**To do:** Reproduce every line of the items below verbatim, changing nothing.

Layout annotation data
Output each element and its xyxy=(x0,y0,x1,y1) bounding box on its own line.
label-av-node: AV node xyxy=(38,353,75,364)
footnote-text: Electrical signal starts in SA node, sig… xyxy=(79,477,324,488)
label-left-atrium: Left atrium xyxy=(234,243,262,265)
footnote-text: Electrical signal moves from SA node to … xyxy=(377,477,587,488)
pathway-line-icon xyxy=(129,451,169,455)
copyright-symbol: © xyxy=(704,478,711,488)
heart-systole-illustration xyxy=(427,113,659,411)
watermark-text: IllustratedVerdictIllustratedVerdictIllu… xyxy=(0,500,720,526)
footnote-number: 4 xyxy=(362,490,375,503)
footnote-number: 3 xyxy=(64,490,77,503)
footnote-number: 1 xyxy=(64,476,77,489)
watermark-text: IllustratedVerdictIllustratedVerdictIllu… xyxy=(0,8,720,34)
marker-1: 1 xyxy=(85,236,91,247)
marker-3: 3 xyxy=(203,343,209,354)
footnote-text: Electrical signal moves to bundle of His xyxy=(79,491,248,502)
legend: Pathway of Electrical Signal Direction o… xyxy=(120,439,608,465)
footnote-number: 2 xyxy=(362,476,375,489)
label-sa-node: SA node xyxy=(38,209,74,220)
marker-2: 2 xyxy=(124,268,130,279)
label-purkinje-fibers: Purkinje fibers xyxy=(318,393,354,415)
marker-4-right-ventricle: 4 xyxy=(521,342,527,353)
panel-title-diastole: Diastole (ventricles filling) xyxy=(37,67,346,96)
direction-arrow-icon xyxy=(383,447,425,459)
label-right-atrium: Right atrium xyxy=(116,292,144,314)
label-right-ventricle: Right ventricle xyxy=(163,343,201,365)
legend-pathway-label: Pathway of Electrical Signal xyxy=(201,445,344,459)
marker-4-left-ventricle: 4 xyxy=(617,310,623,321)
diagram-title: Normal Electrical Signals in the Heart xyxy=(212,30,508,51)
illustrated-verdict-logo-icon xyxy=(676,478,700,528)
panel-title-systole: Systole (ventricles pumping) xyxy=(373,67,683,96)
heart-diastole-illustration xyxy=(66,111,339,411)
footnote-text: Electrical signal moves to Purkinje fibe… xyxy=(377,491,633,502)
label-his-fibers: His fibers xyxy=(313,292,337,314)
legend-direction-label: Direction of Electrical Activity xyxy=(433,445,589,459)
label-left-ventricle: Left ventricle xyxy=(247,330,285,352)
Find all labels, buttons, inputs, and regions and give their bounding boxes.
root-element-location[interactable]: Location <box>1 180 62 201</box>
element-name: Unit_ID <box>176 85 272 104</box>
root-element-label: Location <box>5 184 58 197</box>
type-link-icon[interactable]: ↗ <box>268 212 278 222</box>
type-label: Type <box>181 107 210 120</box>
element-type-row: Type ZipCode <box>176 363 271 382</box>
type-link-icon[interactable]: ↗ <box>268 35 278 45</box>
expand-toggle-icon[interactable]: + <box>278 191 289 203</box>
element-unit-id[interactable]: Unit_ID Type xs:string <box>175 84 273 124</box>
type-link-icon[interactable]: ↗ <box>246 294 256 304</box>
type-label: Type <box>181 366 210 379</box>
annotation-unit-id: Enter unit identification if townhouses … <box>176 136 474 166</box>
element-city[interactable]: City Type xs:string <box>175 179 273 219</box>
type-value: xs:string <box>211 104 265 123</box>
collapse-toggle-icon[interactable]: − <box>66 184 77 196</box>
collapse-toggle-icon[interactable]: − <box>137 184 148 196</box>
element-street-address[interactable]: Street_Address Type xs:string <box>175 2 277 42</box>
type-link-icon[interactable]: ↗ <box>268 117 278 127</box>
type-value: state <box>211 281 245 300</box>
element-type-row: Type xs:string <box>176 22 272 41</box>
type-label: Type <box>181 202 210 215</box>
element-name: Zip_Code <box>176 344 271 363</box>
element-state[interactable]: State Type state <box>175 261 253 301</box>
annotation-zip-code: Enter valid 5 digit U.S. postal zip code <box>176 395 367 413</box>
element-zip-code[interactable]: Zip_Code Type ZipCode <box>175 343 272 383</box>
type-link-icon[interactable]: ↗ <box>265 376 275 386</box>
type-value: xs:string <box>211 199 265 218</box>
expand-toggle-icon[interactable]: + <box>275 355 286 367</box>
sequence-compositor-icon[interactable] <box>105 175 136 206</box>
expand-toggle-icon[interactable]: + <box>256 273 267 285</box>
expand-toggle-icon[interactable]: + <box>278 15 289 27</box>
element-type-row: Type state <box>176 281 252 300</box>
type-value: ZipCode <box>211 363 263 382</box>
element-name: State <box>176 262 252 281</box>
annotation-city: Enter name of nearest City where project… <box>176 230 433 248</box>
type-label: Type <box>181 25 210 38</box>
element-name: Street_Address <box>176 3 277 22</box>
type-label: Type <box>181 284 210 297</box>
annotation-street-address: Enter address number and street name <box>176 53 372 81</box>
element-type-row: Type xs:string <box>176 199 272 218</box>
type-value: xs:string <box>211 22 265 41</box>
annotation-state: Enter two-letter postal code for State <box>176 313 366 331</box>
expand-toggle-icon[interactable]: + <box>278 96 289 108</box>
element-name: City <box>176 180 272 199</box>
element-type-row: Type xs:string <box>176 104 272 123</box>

**Answer to this task:**
Output each element and its xyxy=(x0,y0,x1,y1) bounding box on its own line.
label-av-node: AV node xyxy=(38,353,75,364)
footnote-text: Electrical signal starts in SA node, sig… xyxy=(79,477,324,488)
label-left-atrium: Left atrium xyxy=(234,243,262,265)
footnote-text: Electrical signal moves from SA node to … xyxy=(377,477,587,488)
pathway-line-icon xyxy=(129,451,169,455)
copyright-symbol: © xyxy=(704,478,711,488)
heart-systole-illustration xyxy=(427,113,659,411)
watermark-text: IllustratedVerdictIllustratedVerdictIllu… xyxy=(0,500,720,526)
footnote-number: 4 xyxy=(362,490,375,503)
footnote-number: 3 xyxy=(64,490,77,503)
footnote-number: 1 xyxy=(64,476,77,489)
watermark-text: IllustratedVerdictIllustratedVerdictIllu… xyxy=(0,8,720,34)
marker-1: 1 xyxy=(85,236,91,247)
marker-3: 3 xyxy=(203,343,209,354)
footnote-text: Electrical signal moves to bundle of His xyxy=(79,491,248,502)
legend: Pathway of Electrical Signal Direction o… xyxy=(120,439,608,465)
footnote-number: 2 xyxy=(362,476,375,489)
label-sa-node: SA node xyxy=(38,209,74,220)
marker-2: 2 xyxy=(124,268,130,279)
label-purkinje-fibers: Purkinje fibers xyxy=(318,393,354,415)
marker-4-right-ventricle: 4 xyxy=(521,342,527,353)
panel-title-diastole: Diastole (ventricles filling) xyxy=(37,67,346,96)
direction-arrow-icon xyxy=(383,447,425,459)
label-right-atrium: Right atrium xyxy=(116,292,144,314)
label-right-ventricle: Right ventricle xyxy=(163,343,201,365)
legend-pathway-label: Pathway of Electrical Signal xyxy=(201,445,344,459)
marker-4-left-ventricle: 4 xyxy=(617,310,623,321)
diagram-title: Normal Electrical Signals in the Heart xyxy=(212,30,508,51)
illustrated-verdict-logo-icon xyxy=(676,478,700,528)
panel-title-systole: Systole (ventricles pumping) xyxy=(373,67,683,96)
heart-diastole-illustration xyxy=(66,111,339,411)
footnote-text: Electrical signal moves to Purkinje fibe… xyxy=(377,491,633,502)
label-his-fibers: His fibers xyxy=(313,292,337,314)
legend-direction-label: Direction of Electrical Activity xyxy=(433,445,589,459)
label-left-ventricle: Left ventricle xyxy=(247,330,285,352)
Find all labels, buttons, inputs, and regions and give their bounding boxes.
root-element-location[interactable]: Location <box>1 180 62 201</box>
element-name: Unit_ID <box>176 85 272 104</box>
root-element-label: Location <box>5 184 58 197</box>
type-link-icon[interactable]: ↗ <box>268 212 278 222</box>
type-label: Type <box>181 107 210 120</box>
element-type-row: Type ZipCode <box>176 363 271 382</box>
type-link-icon[interactable]: ↗ <box>268 35 278 45</box>
expand-toggle-icon[interactable]: + <box>278 191 289 203</box>
element-unit-id[interactable]: Unit_ID Type xs:string <box>175 84 273 124</box>
type-link-icon[interactable]: ↗ <box>246 294 256 304</box>
type-label: Type <box>181 366 210 379</box>
annotation-unit-id: Enter unit identification if townhouses … <box>176 136 474 166</box>
element-city[interactable]: City Type xs:string <box>175 179 273 219</box>
type-value: xs:string <box>211 104 265 123</box>
collapse-toggle-icon[interactable]: − <box>66 184 77 196</box>
collapse-toggle-icon[interactable]: − <box>137 184 148 196</box>
element-street-address[interactable]: Street_Address Type xs:string <box>175 2 277 42</box>
type-link-icon[interactable]: ↗ <box>268 117 278 127</box>
type-value: state <box>211 281 245 300</box>
element-type-row: Type xs:string <box>176 22 272 41</box>
type-label: Type <box>181 202 210 215</box>
element-name: Zip_Code <box>176 344 271 363</box>
element-state[interactable]: State Type state <box>175 261 253 301</box>
annotation-zip-code: Enter valid 5 digit U.S. postal zip code <box>176 395 367 413</box>
element-zip-code[interactable]: Zip_Code Type ZipCode <box>175 343 272 383</box>
type-link-icon[interactable]: ↗ <box>265 376 275 386</box>
type-value: xs:string <box>211 199 265 218</box>
expand-toggle-icon[interactable]: + <box>275 355 286 367</box>
sequence-compositor-icon[interactable] <box>105 175 136 206</box>
expand-toggle-icon[interactable]: + <box>256 273 267 285</box>
expand-toggle-icon[interactable]: + <box>278 15 289 27</box>
element-type-row: Type state <box>176 281 252 300</box>
type-value: ZipCode <box>211 363 263 382</box>
element-name: State <box>176 262 252 281</box>
annotation-city: Enter name of nearest City where project… <box>176 230 433 248</box>
type-label: Type <box>181 25 210 38</box>
element-name: Street_Address <box>176 3 277 22</box>
type-label: Type <box>181 284 210 297</box>
annotation-street-address: Enter address number and street name <box>176 53 372 81</box>
element-type-row: Type xs:string <box>176 199 272 218</box>
type-value: xs:string <box>211 22 265 41</box>
annotation-state: Enter two-letter postal code for State <box>176 313 366 331</box>
expand-toggle-icon[interactable]: + <box>278 96 289 108</box>
element-name: City <box>176 180 272 199</box>
element-type-row: Type xs:string <box>176 104 272 123</box>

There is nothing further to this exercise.